(Problem statement) Find the lines that hold the word "rectum" and return them.

(Material for the task)

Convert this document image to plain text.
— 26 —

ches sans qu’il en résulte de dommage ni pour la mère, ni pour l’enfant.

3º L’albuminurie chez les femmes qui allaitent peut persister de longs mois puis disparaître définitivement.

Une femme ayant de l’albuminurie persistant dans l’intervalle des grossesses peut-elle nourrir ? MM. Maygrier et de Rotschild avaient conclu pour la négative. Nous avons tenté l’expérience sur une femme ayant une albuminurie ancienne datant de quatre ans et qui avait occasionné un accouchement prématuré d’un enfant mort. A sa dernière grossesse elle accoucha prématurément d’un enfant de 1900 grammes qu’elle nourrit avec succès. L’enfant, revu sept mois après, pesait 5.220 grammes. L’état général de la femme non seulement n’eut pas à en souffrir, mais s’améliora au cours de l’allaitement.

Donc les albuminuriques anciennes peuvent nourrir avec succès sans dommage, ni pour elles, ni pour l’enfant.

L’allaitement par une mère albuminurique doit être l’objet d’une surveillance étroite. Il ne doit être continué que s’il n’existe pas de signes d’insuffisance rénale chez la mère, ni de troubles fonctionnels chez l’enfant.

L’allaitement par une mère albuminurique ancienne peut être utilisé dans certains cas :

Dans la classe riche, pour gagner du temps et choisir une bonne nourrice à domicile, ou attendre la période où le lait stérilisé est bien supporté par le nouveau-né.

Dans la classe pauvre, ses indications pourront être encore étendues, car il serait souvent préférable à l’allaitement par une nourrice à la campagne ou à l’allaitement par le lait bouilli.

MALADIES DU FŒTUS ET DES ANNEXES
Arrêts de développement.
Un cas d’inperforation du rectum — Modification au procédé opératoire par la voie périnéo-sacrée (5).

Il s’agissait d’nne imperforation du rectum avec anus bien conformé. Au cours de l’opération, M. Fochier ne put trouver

(Correct response)
Un cas d’inperforation du rectum — Modification au procédé opératoire par la voie périnéo-sacrée (5).
Il s’agissait d’nne imperforation du rectum avec anus bien conformé. Au cours de l’opération, M. Fochier ne put trouver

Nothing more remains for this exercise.